Directions
Every entry below must appear again, exactly as written.

Material shown
· · · · · · ·

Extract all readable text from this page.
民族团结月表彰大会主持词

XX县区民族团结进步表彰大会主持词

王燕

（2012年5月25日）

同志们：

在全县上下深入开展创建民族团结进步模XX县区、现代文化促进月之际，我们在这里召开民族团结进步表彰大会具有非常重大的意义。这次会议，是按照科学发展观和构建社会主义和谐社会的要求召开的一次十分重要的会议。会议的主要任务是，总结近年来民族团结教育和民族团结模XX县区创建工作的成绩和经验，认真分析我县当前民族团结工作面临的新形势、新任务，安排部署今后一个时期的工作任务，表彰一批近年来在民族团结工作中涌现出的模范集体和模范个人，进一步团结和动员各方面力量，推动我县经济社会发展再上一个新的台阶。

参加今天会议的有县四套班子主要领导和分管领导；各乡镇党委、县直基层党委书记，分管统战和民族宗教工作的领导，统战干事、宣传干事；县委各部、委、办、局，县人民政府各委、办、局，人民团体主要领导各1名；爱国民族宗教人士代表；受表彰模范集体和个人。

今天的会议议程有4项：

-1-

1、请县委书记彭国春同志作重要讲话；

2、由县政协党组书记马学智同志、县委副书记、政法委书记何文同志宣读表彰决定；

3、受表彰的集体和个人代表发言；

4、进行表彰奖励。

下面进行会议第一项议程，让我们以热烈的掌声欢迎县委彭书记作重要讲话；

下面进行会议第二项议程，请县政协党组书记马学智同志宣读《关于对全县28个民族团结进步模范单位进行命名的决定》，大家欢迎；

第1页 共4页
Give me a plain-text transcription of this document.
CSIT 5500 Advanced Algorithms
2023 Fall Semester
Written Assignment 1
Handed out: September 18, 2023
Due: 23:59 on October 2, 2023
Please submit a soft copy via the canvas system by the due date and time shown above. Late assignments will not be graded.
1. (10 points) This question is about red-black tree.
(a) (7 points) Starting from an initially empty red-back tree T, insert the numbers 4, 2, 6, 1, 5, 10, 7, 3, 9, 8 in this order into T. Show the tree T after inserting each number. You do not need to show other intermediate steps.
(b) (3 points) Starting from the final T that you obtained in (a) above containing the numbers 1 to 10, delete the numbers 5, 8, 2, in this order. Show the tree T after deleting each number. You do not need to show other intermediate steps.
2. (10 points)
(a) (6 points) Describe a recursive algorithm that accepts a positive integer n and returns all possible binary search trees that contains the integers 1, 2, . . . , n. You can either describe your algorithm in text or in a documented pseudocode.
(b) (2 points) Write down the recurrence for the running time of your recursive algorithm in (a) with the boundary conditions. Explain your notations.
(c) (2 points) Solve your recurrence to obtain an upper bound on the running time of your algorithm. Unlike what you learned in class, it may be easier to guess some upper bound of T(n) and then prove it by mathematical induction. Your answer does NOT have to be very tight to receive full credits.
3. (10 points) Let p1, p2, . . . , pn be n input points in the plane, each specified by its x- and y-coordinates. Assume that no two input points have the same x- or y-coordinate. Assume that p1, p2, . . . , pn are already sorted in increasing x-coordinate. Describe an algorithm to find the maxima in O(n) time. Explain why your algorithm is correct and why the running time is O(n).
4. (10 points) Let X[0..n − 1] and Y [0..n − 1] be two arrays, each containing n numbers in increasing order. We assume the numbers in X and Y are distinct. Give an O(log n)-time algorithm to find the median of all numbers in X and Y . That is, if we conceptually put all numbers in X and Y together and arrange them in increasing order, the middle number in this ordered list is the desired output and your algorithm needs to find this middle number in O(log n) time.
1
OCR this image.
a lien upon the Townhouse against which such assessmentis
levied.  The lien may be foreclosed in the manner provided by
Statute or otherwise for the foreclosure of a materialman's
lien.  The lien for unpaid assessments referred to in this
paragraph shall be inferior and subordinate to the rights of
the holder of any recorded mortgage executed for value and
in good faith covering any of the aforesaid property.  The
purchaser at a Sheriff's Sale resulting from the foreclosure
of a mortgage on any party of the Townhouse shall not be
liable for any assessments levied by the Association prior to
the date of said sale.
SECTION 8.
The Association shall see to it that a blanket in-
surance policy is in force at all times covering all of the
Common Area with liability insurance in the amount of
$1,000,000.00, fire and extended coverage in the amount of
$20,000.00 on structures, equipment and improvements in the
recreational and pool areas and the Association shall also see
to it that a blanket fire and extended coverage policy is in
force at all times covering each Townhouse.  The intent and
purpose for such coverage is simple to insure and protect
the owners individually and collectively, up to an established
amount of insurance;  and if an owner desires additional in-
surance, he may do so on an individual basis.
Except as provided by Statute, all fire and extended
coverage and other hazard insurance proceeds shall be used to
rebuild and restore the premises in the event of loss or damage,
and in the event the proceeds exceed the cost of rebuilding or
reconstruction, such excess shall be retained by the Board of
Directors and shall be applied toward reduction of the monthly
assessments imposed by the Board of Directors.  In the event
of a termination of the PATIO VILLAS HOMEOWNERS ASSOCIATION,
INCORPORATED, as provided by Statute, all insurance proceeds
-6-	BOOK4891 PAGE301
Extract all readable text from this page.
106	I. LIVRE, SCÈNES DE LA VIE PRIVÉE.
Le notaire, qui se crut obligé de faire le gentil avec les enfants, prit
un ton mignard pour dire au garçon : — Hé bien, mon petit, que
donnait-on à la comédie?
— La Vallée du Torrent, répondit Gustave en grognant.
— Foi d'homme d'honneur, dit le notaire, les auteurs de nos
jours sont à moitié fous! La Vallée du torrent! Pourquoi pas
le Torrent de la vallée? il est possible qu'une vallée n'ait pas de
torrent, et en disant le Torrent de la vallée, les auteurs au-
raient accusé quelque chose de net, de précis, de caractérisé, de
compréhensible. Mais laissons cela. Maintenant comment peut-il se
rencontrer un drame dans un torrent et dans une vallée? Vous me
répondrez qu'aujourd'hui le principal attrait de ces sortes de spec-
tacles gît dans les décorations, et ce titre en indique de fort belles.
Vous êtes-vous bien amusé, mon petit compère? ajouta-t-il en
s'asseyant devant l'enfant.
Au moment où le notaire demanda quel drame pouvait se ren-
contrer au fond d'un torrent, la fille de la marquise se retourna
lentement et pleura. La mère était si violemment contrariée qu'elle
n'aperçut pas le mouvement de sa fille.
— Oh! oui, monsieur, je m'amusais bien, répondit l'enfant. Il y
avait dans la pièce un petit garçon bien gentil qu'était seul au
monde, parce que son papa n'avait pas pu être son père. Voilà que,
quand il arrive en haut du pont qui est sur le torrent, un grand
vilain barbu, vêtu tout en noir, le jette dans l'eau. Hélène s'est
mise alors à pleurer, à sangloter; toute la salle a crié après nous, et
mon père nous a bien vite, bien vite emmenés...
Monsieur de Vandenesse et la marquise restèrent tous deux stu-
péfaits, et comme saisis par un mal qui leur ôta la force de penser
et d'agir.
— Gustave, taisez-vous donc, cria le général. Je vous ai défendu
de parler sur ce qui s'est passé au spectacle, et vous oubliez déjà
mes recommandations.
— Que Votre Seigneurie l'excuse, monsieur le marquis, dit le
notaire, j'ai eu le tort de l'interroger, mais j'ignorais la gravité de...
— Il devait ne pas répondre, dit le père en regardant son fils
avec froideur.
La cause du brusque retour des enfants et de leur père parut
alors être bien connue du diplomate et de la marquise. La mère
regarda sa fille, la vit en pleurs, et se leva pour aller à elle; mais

· · · · · · ·

Task result
Extract all readable text from this page.
民族团结月表彰大会主持词

XX县区民族团结进步表彰大会主持词

王燕

（2012年5月25日）

同志们：

在全县上下深入开展创建民族团结进步模XX县区、现代文化促进月之际，我们在这里召开民族团结进步表彰大会具有非常重大的意义。这次会议，是按照科学发展观和构建社会主义和谐社会的要求召开的一次十分重要的会议。会议的主要任务是，总结近年来民族团结教育和民族团结模XX县区创建工作的成绩和经验，认真分析我县当前民族团结工作面临的新形势、新任务，安排部署今后一个时期的工作任务，表彰一批近年来在民族团结工作中涌现出的模范集体和模范个人，进一步团结和动员各方面力量，推动我县经济社会发展再上一个新的台阶。

参加今天会议的有县四套班子主要领导和分管领导；各乡镇党委、县直基层党委书记，分管统战和民族宗教工作的领导，统战干事、宣传干事；县委各部、委、办、局，县人民政府各委、办、局，人民团体主要领导各1名；爱国民族宗教人士代表；受表彰模范集体和个人。

今天的会议议程有4项：

-1-

1、请县委书记彭国春同志作重要讲话；

2、由县政协党组书记马学智同志、县委副书记、政法委书记何文同志宣读表彰决定；

3、受表彰的集体和个人代表发言；

4、进行表彰奖励。

下面进行会议第一项议程，让我们以热烈的掌声欢迎县委彭书记作重要讲话；

下面进行会议第二项议程，请县政协党组书记马学智同志宣读《关于对全县28个民族团结进步模范单位进行命名的决定》，大家欢迎；

第1页 共4页
Give me a plain-text transcription of this document.
CSIT 5500 Advanced Algorithms
2023 Fall Semester
Written Assignment 1
Handed out: September 18, 2023
Due: 23:59 on October 2, 2023
Please submit a soft copy via the canvas system by the due date and time shown above. Late assignments will not be graded.
1. (10 points) This question is about red-black tree.
(a) (7 points) Starting from an initially empty red-back tree T, insert the numbers 4, 2, 6, 1, 5, 10, 7, 3, 9, 8 in this order into T. Show the tree T after inserting each number. You do not need to show other intermediate steps.
(b) (3 points) Starting from the final T that you obtained in (a) above containing the numbers 1 to 10, delete the numbers 5, 8, 2, in this order. Show the tree T after deleting each number. You do not need to show other intermediate steps.
2. (10 points)
(a) (6 points) Describe a recursive algorithm that accepts a positive integer n and returns all possible binary search trees that contains the integers 1, 2, . . . , n. You can either describe your algorithm in text or in a documented pseudocode.
(b) (2 points) Write down the recurrence for the running time of your recursive algorithm in (a) with the boundary conditions. Explain your notations.
(c) (2 points) Solve your recurrence to obtain an upper bound on the running time of your algorithm. Unlike what you learned in class, it may be easier to guess some upper bound of T(n) and then prove it by mathematical induction. Your answer does NOT have to be very tight to receive full credits.
3. (10 points) Let p1, p2, . . . , pn be n input points in the plane, each specified by its x- and y-coordinates. Assume that no two input points have the same x- or y-coordinate. Assume that p1, p2, . . . , pn are already sorted in increasing x-coordinate. Describe an algorithm to find the maxima in O(n) time. Explain why your algorithm is correct and why the running time is O(n).
4. (10 points) Let X[0..n − 1] and Y [0..n − 1] be two arrays, each containing n numbers in increasing order. We assume the numbers in X and Y are distinct. Give an O(log n)-time algorithm to find the median of all numbers in X and Y . That is, if we conceptually put all numbers in X and Y together and arrange them in increasing order, the middle number in this ordered list is the desired output and your algorithm needs to find this middle number in O(log n) time.
1
OCR this image.
a lien upon the Townhouse against which such assessmentis
levied.  The lien may be foreclosed in the manner provided by
Statute or otherwise for the foreclosure of a materialman's
lien.  The lien for unpaid assessments referred to in this
paragraph shall be inferior and subordinate to the rights of
the holder of any recorded mortgage executed for value and
in good faith covering any of the aforesaid property.  The
purchaser at a Sheriff's Sale resulting from the foreclosure
of a mortgage on any party of the Townhouse shall not be
liable for any assessments levied by the Association prior to
the date of said sale.
SECTION 8.
The Association shall see to it that a blanket in-
surance policy is in force at all times covering all of the
Common Area with liability insurance in the amount of
$1,000,000.00, fire and extended coverage in the amount of
$20,000.00 on structures, equipment and improvements in the
recreational and pool areas and the Association shall also see
to it that a blanket fire and extended coverage policy is in
force at all times covering each Townhouse.  The intent and
purpose for such coverage is simple to insure and protect
the owners individually and collectively, up to an established
amount of insurance;  and if an owner desires additional in-
surance, he may do so on an individual basis.
Except as provided by Statute, all fire and extended
coverage and other hazard insurance proceeds shall be used to
rebuild and restore the premises in the event of loss or damage,
and in the event the proceeds exceed the cost of rebuilding or
reconstruction, such excess shall be retained by the Board of
Directors and shall be applied toward reduction of the monthly
assessments imposed by the Board of Directors.  In the event
of a termination of the PATIO VILLAS HOMEOWNERS ASSOCIATION,
INCORPORATED, as provided by Statute, all insurance proceeds
-6-	BOOK4891 PAGE301
Extract all readable text from this page.
106	I. LIVRE, SCÈNES DE LA VIE PRIVÉE.
Le notaire, qui se crut obligé de faire le gentil avec les enfants, prit
un ton mignard pour dire au garçon : — Hé bien, mon petit, que
donnait-on à la comédie?
— La Vallée du Torrent, répondit Gustave en grognant.
— Foi d'homme d'honneur, dit le notaire, les auteurs de nos
jours sont à moitié fous! La Vallée du torrent! Pourquoi pas
le Torrent de la vallée? il est possible qu'une vallée n'ait pas de
torrent, et en disant le Torrent de la vallée, les auteurs au-
raient accusé quelque chose de net, de précis, de caractérisé, de
compréhensible. Mais laissons cela. Maintenant comment peut-il se
rencontrer un drame dans un torrent et dans une vallée? Vous me
répondrez qu'aujourd'hui le principal attrait de ces sortes de spec-
tacles gît dans les décorations, et ce titre en indique de fort belles.
Vous êtes-vous bien amusé, mon petit compère? ajouta-t-il en
s'asseyant devant l'enfant.
Au moment où le notaire demanda quel drame pouvait se ren-
contrer au fond d'un torrent, la fille de la marquise se retourna
lentement et pleura. La mère était si violemment contrariée qu'elle
n'aperçut pas le mouvement de sa fille.
— Oh! oui, monsieur, je m'amusais bien, répondit l'enfant. Il y
avait dans la pièce un petit garçon bien gentil qu'était seul au
monde, parce que son papa n'avait pas pu être son père. Voilà que,
quand il arrive en haut du pont qui est sur le torrent, un grand
vilain barbu, vêtu tout en noir, le jette dans l'eau. Hélène s'est
mise alors à pleurer, à sangloter; toute la salle a crié après nous, et
mon père nous a bien vite, bien vite emmenés...
Monsieur de Vandenesse et la marquise restèrent tous deux stu-
péfaits, et comme saisis par un mal qui leur ôta la force de penser
et d'agir.
— Gustave, taisez-vous donc, cria le général. Je vous ai défendu
de parler sur ce qui s'est passé au spectacle, et vous oubliez déjà
mes recommandations.
— Que Votre Seigneurie l'excuse, monsieur le marquis, dit le
notaire, j'ai eu le tort de l'interroger, mais j'ignorais la gravité de...
— Il devait ne pas répondre, dit le père en regardant son fils
avec froideur.
La cause du brusque retour des enfants et de leur père parut
alors être bien connue du diplomate et de la marquise. La mère
regarda sa fille, la vit en pleurs, et se leva pour aller à elle; mais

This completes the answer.